» Exercise task
Scan the listing below and copy every line holding "annotation".

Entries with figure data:

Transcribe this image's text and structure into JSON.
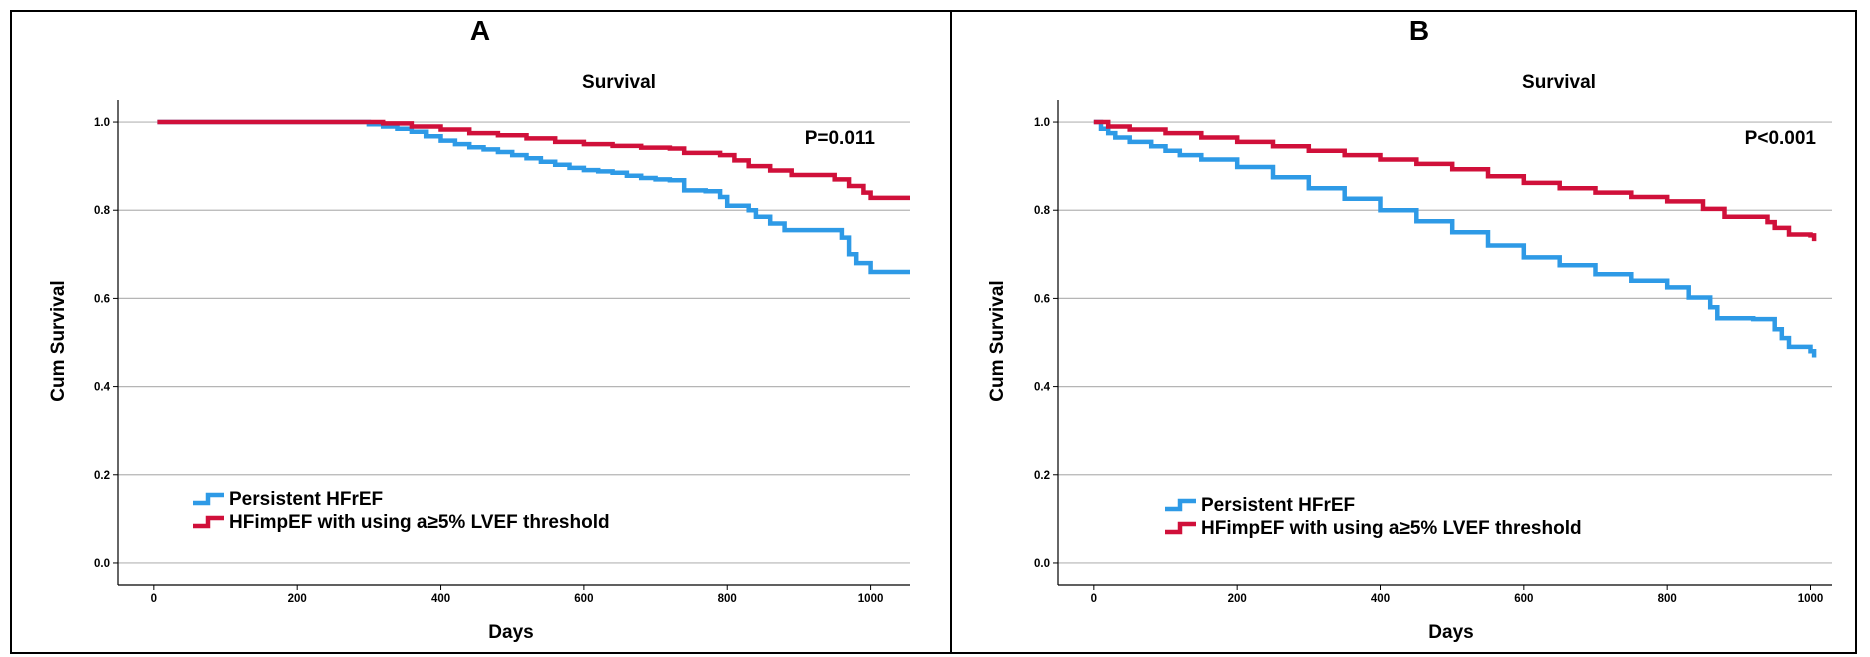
{
  "chart_data": [
    {
      "type": "line",
      "panel_label": "A",
      "title": "Survival",
      "xlabel": "Days",
      "ylabel": "Cum Survival",
      "xlim": [
        -50,
        1055
      ],
      "ylim": [
        -0.05,
        1.05
      ],
      "xticks": [
        0,
        200,
        400,
        600,
        800,
        1000
      ],
      "yticks": [
        0.0,
        0.2,
        0.4,
        0.6,
        0.8,
        1.0
      ],
      "xtick_labels": [
        "0",
        "200",
        "400",
        "600",
        "800",
        "1000"
      ],
      "ytick_labels": [
        "0.0",
        "0.2",
        "0.4",
        "0.6",
        "0.8",
        "1.0"
      ],
      "grid": "horizontal",
      "legend_position": "bottom-left",
      "annotation": "P=0.011",
      "series": [
        {
          "name": "Persistent HFrEF",
          "color": "#2e9ae6",
          "points": [
            [
              5,
              1.0
            ],
            [
              280,
              1.0
            ],
            [
              300,
              0.995
            ],
            [
              320,
              0.99
            ],
            [
              340,
              0.985
            ],
            [
              360,
              0.978
            ],
            [
              380,
              0.968
            ],
            [
              400,
              0.958
            ],
            [
              420,
              0.95
            ],
            [
              440,
              0.943
            ],
            [
              460,
              0.938
            ],
            [
              480,
              0.932
            ],
            [
              500,
              0.925
            ],
            [
              520,
              0.918
            ],
            [
              540,
              0.91
            ],
            [
              560,
              0.903
            ],
            [
              580,
              0.896
            ],
            [
              600,
              0.891
            ],
            [
              620,
              0.888
            ],
            [
              640,
              0.885
            ],
            [
              660,
              0.878
            ],
            [
              680,
              0.873
            ],
            [
              700,
              0.87
            ],
            [
              720,
              0.868
            ],
            [
              740,
              0.845
            ],
            [
              770,
              0.843
            ],
            [
              790,
              0.83
            ],
            [
              800,
              0.81
            ],
            [
              830,
              0.8
            ],
            [
              840,
              0.785
            ],
            [
              860,
              0.77
            ],
            [
              880,
              0.755
            ],
            [
              960,
              0.738
            ],
            [
              970,
              0.7
            ],
            [
              980,
              0.68
            ],
            [
              1000,
              0.66
            ],
            [
              1055,
              0.66
            ]
          ]
        },
        {
          "name": "HFimpEF with using a≥5% LVEF threshold",
          "color": "#d0103a",
          "points": [
            [
              5,
              1.0
            ],
            [
              280,
              1.0
            ],
            [
              320,
              0.997
            ],
            [
              360,
              0.99
            ],
            [
              400,
              0.983
            ],
            [
              440,
              0.975
            ],
            [
              480,
              0.97
            ],
            [
              520,
              0.963
            ],
            [
              560,
              0.955
            ],
            [
              600,
              0.95
            ],
            [
              640,
              0.946
            ],
            [
              680,
              0.942
            ],
            [
              720,
              0.94
            ],
            [
              740,
              0.93
            ],
            [
              790,
              0.925
            ],
            [
              810,
              0.913
            ],
            [
              830,
              0.9
            ],
            [
              860,
              0.89
            ],
            [
              890,
              0.88
            ],
            [
              950,
              0.87
            ],
            [
              970,
              0.855
            ],
            [
              990,
              0.84
            ],
            [
              1000,
              0.828
            ],
            [
              1055,
              0.828
            ]
          ]
        }
      ]
    },
    {
      "type": "line",
      "panel_label": "B",
      "title": "Survival",
      "xlabel": "Days",
      "ylabel": "Cum Survival",
      "xlim": [
        -50,
        1030
      ],
      "ylim": [
        -0.05,
        1.05
      ],
      "xticks": [
        0,
        200,
        400,
        600,
        800,
        1000
      ],
      "yticks": [
        0.0,
        0.2,
        0.4,
        0.6,
        0.8,
        1.0
      ],
      "xtick_labels": [
        "0",
        "200",
        "400",
        "600",
        "800",
        "1000"
      ],
      "ytick_labels": [
        "0.0",
        "0.2",
        "0.4",
        "0.6",
        "0.8",
        "1.0"
      ],
      "grid": "horizontal",
      "legend_position": "bottom-left",
      "annotation": "P<0.001",
      "series": [
        {
          "name": "Persistent HFrEF",
          "color": "#2e9ae6",
          "points": [
            [
              0,
              1.0
            ],
            [
              10,
              0.985
            ],
            [
              20,
              0.975
            ],
            [
              30,
              0.965
            ],
            [
              50,
              0.955
            ],
            [
              80,
              0.945
            ],
            [
              100,
              0.935
            ],
            [
              120,
              0.925
            ],
            [
              150,
              0.915
            ],
            [
              200,
              0.898
            ],
            [
              250,
              0.875
            ],
            [
              300,
              0.85
            ],
            [
              350,
              0.826
            ],
            [
              400,
              0.8
            ],
            [
              450,
              0.775
            ],
            [
              500,
              0.75
            ],
            [
              550,
              0.72
            ],
            [
              600,
              0.693
            ],
            [
              650,
              0.675
            ],
            [
              700,
              0.655
            ],
            [
              750,
              0.64
            ],
            [
              800,
              0.625
            ],
            [
              830,
              0.602
            ],
            [
              860,
              0.58
            ],
            [
              870,
              0.555
            ],
            [
              920,
              0.553
            ],
            [
              950,
              0.53
            ],
            [
              960,
              0.51
            ],
            [
              970,
              0.49
            ],
            [
              1000,
              0.48
            ],
            [
              1005,
              0.466
            ]
          ]
        },
        {
          "name": "HFimpEF with using a≥5% LVEF threshold",
          "color": "#d0103a",
          "points": [
            [
              0,
              1.0
            ],
            [
              20,
              0.99
            ],
            [
              50,
              0.983
            ],
            [
              100,
              0.975
            ],
            [
              150,
              0.965
            ],
            [
              200,
              0.955
            ],
            [
              250,
              0.945
            ],
            [
              300,
              0.935
            ],
            [
              350,
              0.925
            ],
            [
              400,
              0.915
            ],
            [
              450,
              0.905
            ],
            [
              500,
              0.893
            ],
            [
              550,
              0.877
            ],
            [
              600,
              0.862
            ],
            [
              650,
              0.85
            ],
            [
              700,
              0.84
            ],
            [
              750,
              0.83
            ],
            [
              800,
              0.82
            ],
            [
              850,
              0.803
            ],
            [
              880,
              0.785
            ],
            [
              940,
              0.773
            ],
            [
              950,
              0.76
            ],
            [
              970,
              0.745
            ],
            [
              1000,
              0.743
            ],
            [
              1005,
              0.73
            ]
          ]
        }
      ]
    }
  ]
}
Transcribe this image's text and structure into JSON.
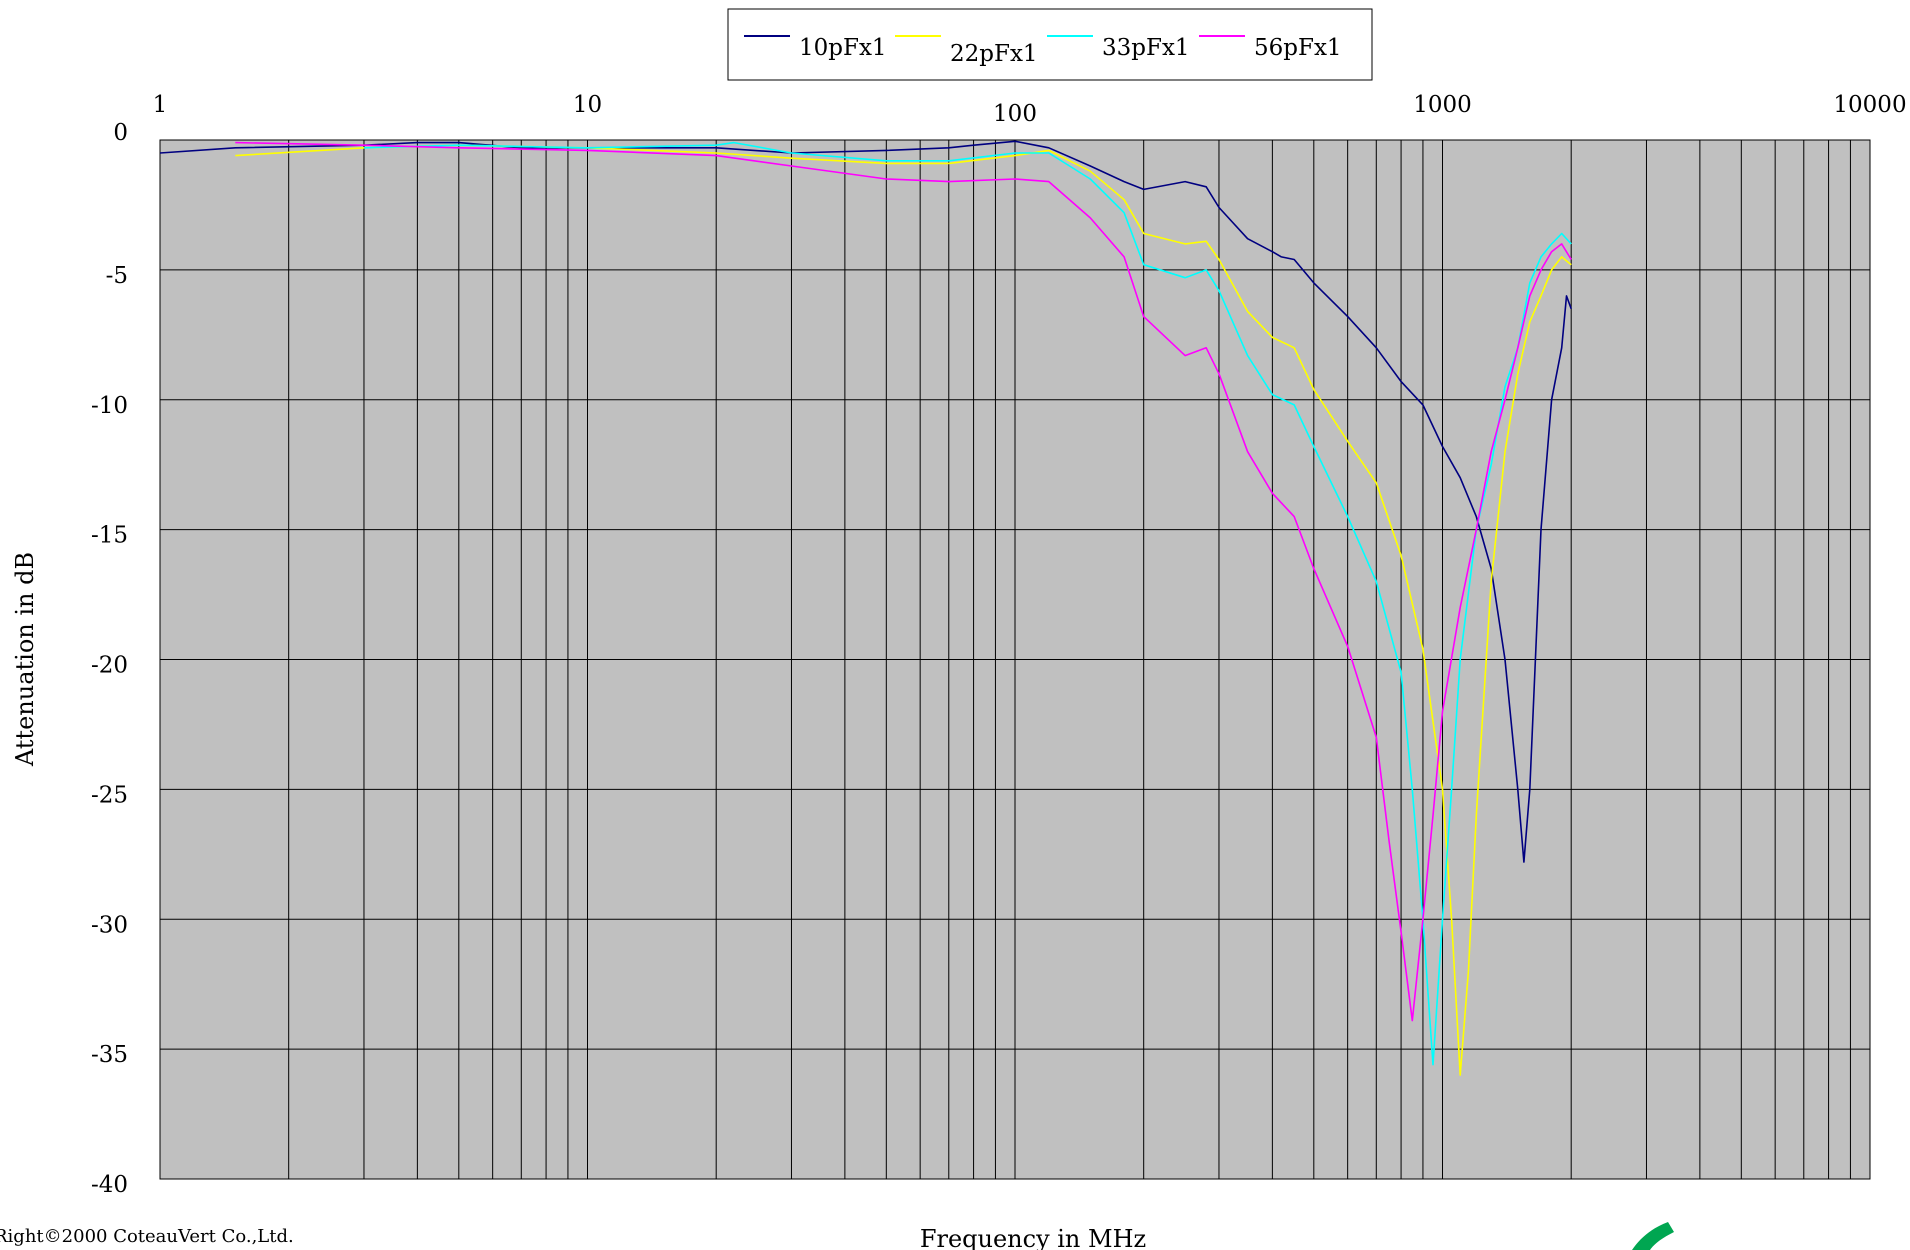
{
  "copyright": "Right©2000 CoteauVert Co.,Ltd.",
  "colors": {
    "plot_background": "#c0c0c0",
    "grid": "#000000",
    "logo": "#00a651"
  },
  "chart_data": {
    "type": "line",
    "title": "",
    "xlabel": "Frequency in MHz",
    "ylabel": "Attenuation in dB",
    "xscale": "log",
    "xlim": [
      1,
      10000
    ],
    "ylim": [
      -40,
      0
    ],
    "x_ticks": [
      1,
      10,
      100,
      1000,
      10000
    ],
    "x_tick_labels": [
      "1",
      "10",
      "100",
      "1000",
      "10000"
    ],
    "y_ticks": [
      0,
      -5,
      -10,
      -15,
      -20,
      -25,
      -30,
      -35,
      -40
    ],
    "y_tick_labels": [
      "0",
      "-5",
      "-10",
      "-15",
      "-20",
      "-25",
      "-30",
      "-35",
      "-40"
    ],
    "grid": true,
    "legend_position": "top-center",
    "series": [
      {
        "name": "10pFx1",
        "color": "#000080",
        "points": [
          [
            1,
            -0.5
          ],
          [
            1.5,
            -0.3
          ],
          [
            3,
            -0.2
          ],
          [
            4,
            -0.1
          ],
          [
            5,
            -0.1
          ],
          [
            7,
            -0.3
          ],
          [
            10,
            -0.3
          ],
          [
            20,
            -0.3
          ],
          [
            30,
            -0.5
          ],
          [
            50,
            -0.4
          ],
          [
            70,
            -0.3
          ],
          [
            80,
            -0.2
          ],
          [
            100,
            -0.05
          ],
          [
            120,
            -0.3
          ],
          [
            150,
            -1.0
          ],
          [
            180,
            -1.6
          ],
          [
            200,
            -1.9
          ],
          [
            250,
            -1.6
          ],
          [
            280,
            -1.8
          ],
          [
            300,
            -2.6
          ],
          [
            350,
            -3.8
          ],
          [
            400,
            -4.3
          ],
          [
            420,
            -4.5
          ],
          [
            450,
            -4.6
          ],
          [
            500,
            -5.5
          ],
          [
            600,
            -6.8
          ],
          [
            700,
            -8.0
          ],
          [
            800,
            -9.3
          ],
          [
            900,
            -10.2
          ],
          [
            1000,
            -11.8
          ],
          [
            1100,
            -13.0
          ],
          [
            1200,
            -14.5
          ],
          [
            1300,
            -16.5
          ],
          [
            1400,
            -20.0
          ],
          [
            1500,
            -25.0
          ],
          [
            1550,
            -27.8
          ],
          [
            1600,
            -25.0
          ],
          [
            1700,
            -15.0
          ],
          [
            1800,
            -10.0
          ],
          [
            1900,
            -8.0
          ],
          [
            1950,
            -6.0
          ],
          [
            2000,
            -6.5
          ]
        ]
      },
      {
        "name": "22pFx1",
        "color": "#ffff00",
        "points": [
          [
            1.5,
            -0.6
          ],
          [
            3,
            -0.3
          ],
          [
            5,
            -0.2
          ],
          [
            10,
            -0.3
          ],
          [
            20,
            -0.5
          ],
          [
            30,
            -0.7
          ],
          [
            50,
            -0.9
          ],
          [
            70,
            -0.9
          ],
          [
            100,
            -0.6
          ],
          [
            120,
            -0.4
          ],
          [
            150,
            -1.2
          ],
          [
            180,
            -2.3
          ],
          [
            200,
            -3.6
          ],
          [
            250,
            -4.0
          ],
          [
            280,
            -3.9
          ],
          [
            300,
            -4.6
          ],
          [
            350,
            -6.6
          ],
          [
            400,
            -7.6
          ],
          [
            450,
            -8.0
          ],
          [
            500,
            -9.6
          ],
          [
            600,
            -11.6
          ],
          [
            700,
            -13.2
          ],
          [
            800,
            -16.0
          ],
          [
            900,
            -19.6
          ],
          [
            1000,
            -25.0
          ],
          [
            1050,
            -30.0
          ],
          [
            1100,
            -36.0
          ],
          [
            1150,
            -32.0
          ],
          [
            1200,
            -26.0
          ],
          [
            1300,
            -17.0
          ],
          [
            1400,
            -12.0
          ],
          [
            1500,
            -9.0
          ],
          [
            1600,
            -7.0
          ],
          [
            1700,
            -6.0
          ],
          [
            1800,
            -5.0
          ],
          [
            1900,
            -4.5
          ],
          [
            2000,
            -4.8
          ]
        ]
      },
      {
        "name": "33pFx1",
        "color": "#00ffff",
        "points": [
          [
            3,
            -0.3
          ],
          [
            5,
            -0.2
          ],
          [
            10,
            -0.3
          ],
          [
            20,
            -0.2
          ],
          [
            22,
            -0.1
          ],
          [
            30,
            -0.5
          ],
          [
            50,
            -0.8
          ],
          [
            70,
            -0.8
          ],
          [
            100,
            -0.5
          ],
          [
            120,
            -0.5
          ],
          [
            150,
            -1.5
          ],
          [
            180,
            -2.8
          ],
          [
            200,
            -4.8
          ],
          [
            250,
            -5.3
          ],
          [
            280,
            -5.0
          ],
          [
            300,
            -5.8
          ],
          [
            350,
            -8.3
          ],
          [
            400,
            -9.8
          ],
          [
            450,
            -10.2
          ],
          [
            500,
            -11.8
          ],
          [
            600,
            -14.5
          ],
          [
            700,
            -17.0
          ],
          [
            800,
            -20.5
          ],
          [
            850,
            -25.0
          ],
          [
            900,
            -30.0
          ],
          [
            950,
            -35.6
          ],
          [
            1000,
            -30.0
          ],
          [
            1050,
            -25.0
          ],
          [
            1100,
            -20.0
          ],
          [
            1200,
            -15.0
          ],
          [
            1300,
            -12.5
          ],
          [
            1400,
            -9.5
          ],
          [
            1500,
            -8.0
          ],
          [
            1600,
            -5.5
          ],
          [
            1700,
            -4.5
          ],
          [
            1800,
            -4.0
          ],
          [
            1900,
            -3.6
          ],
          [
            2000,
            -4.0
          ]
        ]
      },
      {
        "name": "56pFx1",
        "color": "#ff00ff",
        "points": [
          [
            1.5,
            -0.1
          ],
          [
            3,
            -0.2
          ],
          [
            5,
            -0.3
          ],
          [
            10,
            -0.4
          ],
          [
            20,
            -0.6
          ],
          [
            30,
            -1.0
          ],
          [
            50,
            -1.5
          ],
          [
            70,
            -1.6
          ],
          [
            100,
            -1.5
          ],
          [
            120,
            -1.6
          ],
          [
            150,
            -3.0
          ],
          [
            180,
            -4.5
          ],
          [
            200,
            -6.8
          ],
          [
            250,
            -8.3
          ],
          [
            280,
            -8.0
          ],
          [
            300,
            -9.0
          ],
          [
            350,
            -12.0
          ],
          [
            400,
            -13.6
          ],
          [
            450,
            -14.5
          ],
          [
            500,
            -16.5
          ],
          [
            600,
            -19.5
          ],
          [
            700,
            -23.0
          ],
          [
            750,
            -27.0
          ],
          [
            800,
            -30.5
          ],
          [
            850,
            -33.9
          ],
          [
            900,
            -30.0
          ],
          [
            950,
            -26.0
          ],
          [
            1000,
            -22.0
          ],
          [
            1100,
            -18.0
          ],
          [
            1200,
            -15.0
          ],
          [
            1300,
            -12.0
          ],
          [
            1400,
            -10.0
          ],
          [
            1500,
            -8.0
          ],
          [
            1600,
            -6.0
          ],
          [
            1700,
            -5.0
          ],
          [
            1800,
            -4.3
          ],
          [
            1900,
            -4.0
          ],
          [
            2000,
            -4.6
          ]
        ]
      }
    ]
  }
}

» Solution to the problem
      "annotation": "P=0.011",
      "annotation": "P<0.001",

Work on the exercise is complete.